From one of your local TV news stations:
Doesn’t sound like any health risk for someone fit enough to walk a few miles to get home. The greater danger would have been dehydration.
Funny, I spent a bit of time this afternoon trying to find the answer to this question. I live about two miles from work, and typically commute by foot. The complication is that I commute while pushing my one-year-old son in a stroller, and I was worried about exposing him to the heat for the 35 minutes of the walk.
After doing my Google due diligence, I decided to do it. I figured I would just walk fast and keep air moving over him. (I’d applied the same calculus yesterday, though it wasn’t QUITE as hot as today.) He seemed to be fine. I, on the other hand, was sopping wet by the time we got home.
****
**PROMPT**
Extend the passage about walking home in the heat with a stroller, picking up right after its final sentence.

[Element position data]
****
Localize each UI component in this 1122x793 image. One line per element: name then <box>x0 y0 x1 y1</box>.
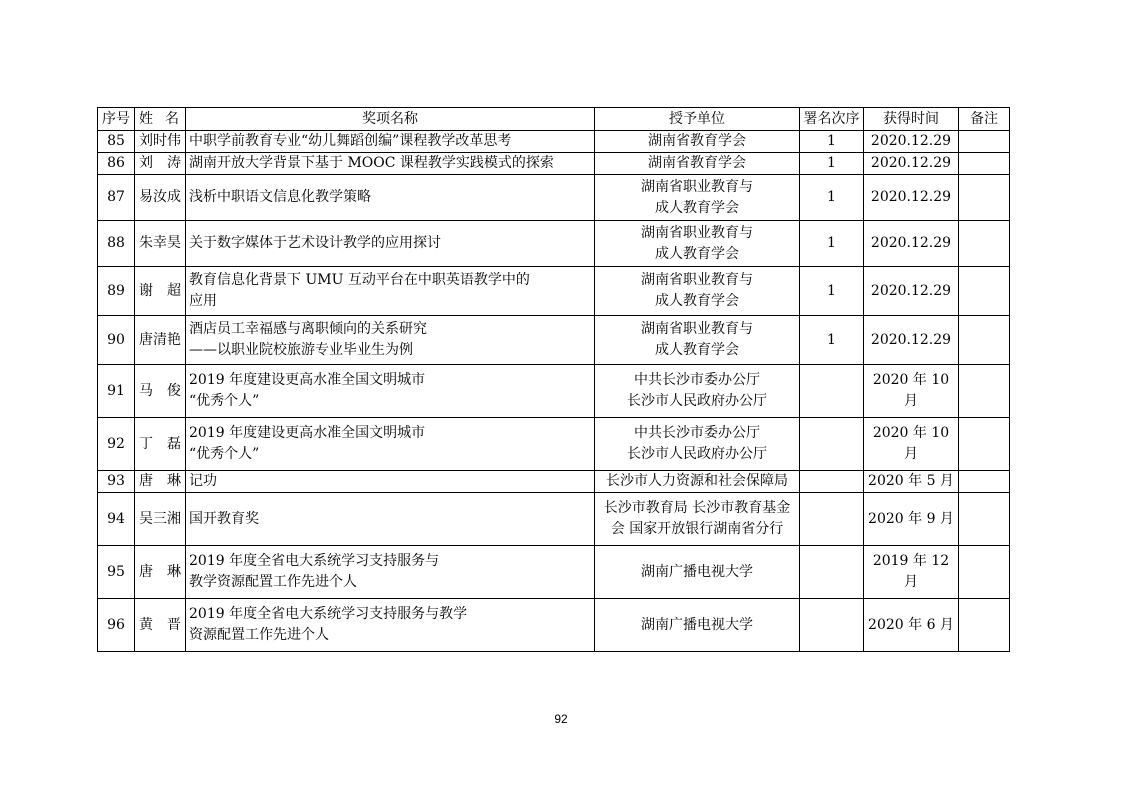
row-date: 2020.12.29 <box>864 221 959 267</box>
page-number: 92 <box>554 712 568 726</box>
row-date: 2020.12.29 <box>864 153 959 175</box>
award-line: 酒店员工幸福感与离职倾向的关系研究 <box>189 321 427 337</box>
unit-line: 长沙市人民政府办公厅 <box>627 393 767 409</box>
row-signature-order: 1 <box>800 153 864 175</box>
row-remarks <box>959 267 1010 316</box>
row-award <box>186 175 595 221</box>
unit-line: 成人教育学会 <box>655 245 739 262</box>
row-unit <box>595 316 800 365</box>
row-signature-order: 1 <box>800 316 864 365</box>
row-award <box>186 418 595 471</box>
row-date: 2020.12.29 <box>864 131 959 153</box>
award-line: 资源配置工作先进个人 <box>189 627 329 643</box>
unit-line: 湖南省职业教育与 <box>641 178 753 195</box>
row-remarks <box>959 418 1010 471</box>
row-unit <box>595 418 800 471</box>
header-row <box>98 108 1010 131</box>
unit-line: 湖南省职业教育与 <box>641 224 753 241</box>
header-award: 奖项名称 <box>186 108 595 131</box>
row-remarks <box>959 546 1010 599</box>
award-line: 中职学前教育专业“幼儿舞蹈创编”课程教学改革思考 <box>189 133 512 149</box>
row-unit <box>595 471 800 493</box>
header-remarks: 备注 <box>959 108 1010 131</box>
row-signature-order <box>800 493 864 546</box>
unit-line: 成人教育学会 <box>655 342 739 358</box>
award-line: 国开教育奖 <box>189 510 259 527</box>
row-signature-order <box>800 365 864 418</box>
row-signature-order <box>800 599 864 652</box>
row-name: 易汝成 <box>135 175 186 221</box>
unit-line: 成人教育学会 <box>655 199 739 216</box>
award-line: “优秀个人” <box>189 393 260 409</box>
row-remarks <box>959 316 1010 365</box>
row-signature-order <box>800 418 864 471</box>
row-unit <box>595 131 800 153</box>
table-row <box>98 316 1010 365</box>
unit-line: 中共长沙市委办公厅 <box>634 372 760 388</box>
award-line: 2019 年度全省电大系统学习支持服务与 <box>189 553 440 569</box>
row-date: 2020 年 5 月 <box>864 471 959 493</box>
row-no: 91 <box>98 365 135 418</box>
table-row <box>98 267 1010 316</box>
row-no: 87 <box>98 175 135 221</box>
row-no: 88 <box>98 221 135 267</box>
unit-line: 湖南广播电视大学 <box>641 563 753 580</box>
unit-line: 湖南省教育学会 <box>648 133 746 149</box>
table-row <box>98 131 1010 153</box>
row-name: 丁 磊 <box>135 418 186 471</box>
row-unit <box>595 221 800 267</box>
row-name: 刘时伟 <box>135 131 186 153</box>
table-row <box>98 546 1010 599</box>
row-name: 朱幸昊 <box>135 221 186 267</box>
row-unit <box>595 493 800 546</box>
row-signature-order: 1 <box>800 267 864 316</box>
award-line: 湖南开放大学背景下基于 MOOC 课程教学实践模式的探索 <box>189 155 554 171</box>
award-line: 应用 <box>189 293 217 309</box>
table-row <box>98 175 1010 221</box>
row-date: 2020.12.29 <box>864 267 959 316</box>
row-remarks <box>959 153 1010 175</box>
header-date: 获得时间 <box>864 108 959 131</box>
unit-line: 湖南省职业教育与 <box>641 272 753 288</box>
row-remarks <box>959 175 1010 221</box>
row-name: 黄 晋 <box>135 599 186 652</box>
unit-line: 成人教育学会 <box>655 293 739 309</box>
row-no: 94 <box>98 493 135 546</box>
row-award <box>186 546 595 599</box>
row-award <box>186 267 595 316</box>
row-signature-order <box>800 471 864 493</box>
row-award <box>186 221 595 267</box>
award-line: 浅析中职语文信息化教学策略 <box>189 189 371 205</box>
row-date: 2020.12.29 <box>864 175 959 221</box>
unit-line: 湖南广播电视大学 <box>641 616 753 633</box>
table-row <box>98 471 1010 493</box>
row-remarks <box>959 131 1010 153</box>
row-signature-order: 1 <box>800 131 864 153</box>
row-signature-order <box>800 546 864 599</box>
award-line: 教育信息化背景下 UMU 互动平台在中职英语教学中的 <box>189 272 530 288</box>
award-line: ——以职业院校旅游专业毕业生为例 <box>189 342 413 358</box>
row-remarks <box>959 471 1010 493</box>
row-name: 唐 琳 <box>135 546 186 599</box>
award-line: 教学资源配置工作先进个人 <box>189 574 357 590</box>
row-award <box>186 599 595 652</box>
header-signature-order: 署名次序 <box>800 108 864 131</box>
row-date: 2020 年 9 月 <box>864 493 959 546</box>
header-name: 姓 名 <box>135 108 186 131</box>
table-row <box>98 153 1010 175</box>
table-row <box>98 599 1010 652</box>
row-name: 唐 琳 <box>135 471 186 493</box>
row-date: 2020 年 6 月 <box>864 599 959 652</box>
row-date: 2020.12.29 <box>864 316 959 365</box>
row-date: 2019 年 12 月 <box>864 546 959 599</box>
row-unit <box>595 175 800 221</box>
table-row <box>98 365 1010 418</box>
row-award <box>186 471 595 493</box>
row-unit <box>595 153 800 175</box>
row-award <box>186 493 595 546</box>
row-remarks <box>959 493 1010 546</box>
row-unit <box>595 267 800 316</box>
header-no: 序号 <box>98 108 135 131</box>
row-name: 吴三湘 <box>135 493 186 546</box>
row-signature-order: 1 <box>800 221 864 267</box>
award-line: “优秀个人” <box>189 446 260 462</box>
row-unit <box>595 546 800 599</box>
unit-line: 会 国家开放银行湖南省分行 <box>610 521 784 537</box>
row-date: 2020 年 10 月 <box>864 418 959 471</box>
row-name: 马 俊 <box>135 365 186 418</box>
row-no: 93 <box>98 471 135 493</box>
unit-line: 湖南省职业教育与 <box>641 321 753 337</box>
row-award <box>186 153 595 175</box>
header-unit: 授予单位 <box>595 108 800 131</box>
row-name: 刘 涛 <box>135 153 186 175</box>
row-no: 89 <box>98 267 135 316</box>
row-no: 86 <box>98 153 135 175</box>
unit-line: 长沙市人力资源和社会保障局 <box>606 473 788 489</box>
unit-line: 长沙市人民政府办公厅 <box>627 446 767 462</box>
row-name: 唐清艳 <box>135 316 186 365</box>
row-date: 2020 年 10 月 <box>864 365 959 418</box>
award-line: 2019 年度全省电大系统学习支持服务与教学 <box>189 606 468 622</box>
table-row <box>98 418 1010 471</box>
row-unit <box>595 365 800 418</box>
row-remarks <box>959 365 1010 418</box>
row-name: 谢 超 <box>135 267 186 316</box>
unit-line: 中共长沙市委办公厅 <box>634 425 760 441</box>
row-award <box>186 131 595 153</box>
row-no: 85 <box>98 131 135 153</box>
row-unit <box>595 599 800 652</box>
awards-table <box>97 107 1010 652</box>
unit-line: 长沙市教育局 长沙市教育基金 <box>603 500 791 516</box>
table-body <box>98 131 1010 652</box>
row-no: 96 <box>98 599 135 652</box>
row-award <box>186 316 595 365</box>
table-row <box>98 493 1010 546</box>
row-no: 95 <box>98 546 135 599</box>
table-row <box>98 221 1010 267</box>
row-no: 92 <box>98 418 135 471</box>
row-remarks <box>959 599 1010 652</box>
row-award <box>186 365 595 418</box>
row-remarks <box>959 221 1010 267</box>
award-line: 2019 年度建设更高水准全国文明城市 <box>189 425 426 441</box>
award-line: 关于数字媒体于艺术设计教学的应用探讨 <box>189 235 441 251</box>
award-line: 记功 <box>189 473 217 489</box>
row-no: 90 <box>98 316 135 365</box>
unit-line: 湖南省教育学会 <box>648 155 746 171</box>
award-line: 2019 年度建设更高水准全国文明城市 <box>189 372 426 388</box>
row-signature-order: 1 <box>800 175 864 221</box>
****
**TASK RESPONSE**
For what it’s worth, the term “WashDopers” isn’t the best way to get the attention of Washington, D.C. dopers. My first thought was that this thread was about Washington state. I’d suggest using D.C. or just spelling out that you mean Washington, D.C.
:rolleyes: Ya know for a vast majority human history air conditioning did not exist, and temps in the 90s do not equal a death sentence. As long as you stay hydrated you are fine temp wise. Hell people lived (and still do) in Arizona and Texas without the benefit of A/C.
The air quality is a different matter, I am not arguing about it not being a good thing to exercise in poor air quality. I am only addressing the temp issue.
True, but it got *your * attention, didn’t it?
Northern Virginia is code for “Outer Washington D.C.” We’re not really Virginians except for our driver’s licenses and zip codes.
And my boy is half-Indian. He probably doesn’t start feeling uncomfortable until metal is buckling.
(This, by the way: “:rolleyes:” seems unnecessary. If we were speaking in person and you rolled your eyes at my expression of concern for my baby, I would have a much stronger reaction.)
The TV station gets it right; the only thing I’d add is that ozone can trigger attacks in asthmatics, so they should be extra careful.